- **Exercise**
Locate each line holding the string "normal" and copy it.

- **Data rows**
------------------------------------------------

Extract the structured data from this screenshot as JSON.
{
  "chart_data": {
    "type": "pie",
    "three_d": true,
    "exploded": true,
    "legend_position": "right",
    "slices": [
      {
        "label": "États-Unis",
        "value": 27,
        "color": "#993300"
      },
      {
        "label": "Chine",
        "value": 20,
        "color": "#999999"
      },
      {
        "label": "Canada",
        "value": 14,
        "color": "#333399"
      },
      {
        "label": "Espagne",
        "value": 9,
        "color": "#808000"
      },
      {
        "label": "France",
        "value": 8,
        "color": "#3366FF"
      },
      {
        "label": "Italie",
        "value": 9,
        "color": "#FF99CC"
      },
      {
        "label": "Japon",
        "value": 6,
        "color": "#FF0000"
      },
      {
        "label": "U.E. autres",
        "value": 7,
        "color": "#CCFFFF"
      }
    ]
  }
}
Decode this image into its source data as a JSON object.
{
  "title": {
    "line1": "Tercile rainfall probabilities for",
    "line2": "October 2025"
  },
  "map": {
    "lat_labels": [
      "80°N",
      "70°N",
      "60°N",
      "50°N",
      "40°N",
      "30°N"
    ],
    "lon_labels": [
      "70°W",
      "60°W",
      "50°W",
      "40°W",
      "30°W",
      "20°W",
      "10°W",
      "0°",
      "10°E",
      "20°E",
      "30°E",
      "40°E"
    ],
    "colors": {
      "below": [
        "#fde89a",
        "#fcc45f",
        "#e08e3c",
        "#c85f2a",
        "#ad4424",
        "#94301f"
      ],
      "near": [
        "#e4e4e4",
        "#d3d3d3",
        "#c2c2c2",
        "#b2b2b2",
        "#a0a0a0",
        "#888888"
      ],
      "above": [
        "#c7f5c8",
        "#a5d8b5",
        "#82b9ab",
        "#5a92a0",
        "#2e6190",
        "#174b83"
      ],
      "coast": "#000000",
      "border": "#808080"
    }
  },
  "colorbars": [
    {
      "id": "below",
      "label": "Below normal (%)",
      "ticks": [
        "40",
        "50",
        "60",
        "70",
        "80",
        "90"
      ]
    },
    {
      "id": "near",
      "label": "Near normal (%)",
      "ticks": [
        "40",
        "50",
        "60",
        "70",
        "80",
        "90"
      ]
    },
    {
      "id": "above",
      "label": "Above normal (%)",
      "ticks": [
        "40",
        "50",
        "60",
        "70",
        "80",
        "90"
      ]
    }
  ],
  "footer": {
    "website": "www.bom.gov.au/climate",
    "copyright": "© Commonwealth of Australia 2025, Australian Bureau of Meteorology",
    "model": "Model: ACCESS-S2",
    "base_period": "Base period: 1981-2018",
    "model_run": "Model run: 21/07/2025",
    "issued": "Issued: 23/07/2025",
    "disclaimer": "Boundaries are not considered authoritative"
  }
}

------------------------------------------------

- **The result**
      "label": "Below normal (%)",
      "label": "Near normal (%)",
      "label": "Above normal (%)",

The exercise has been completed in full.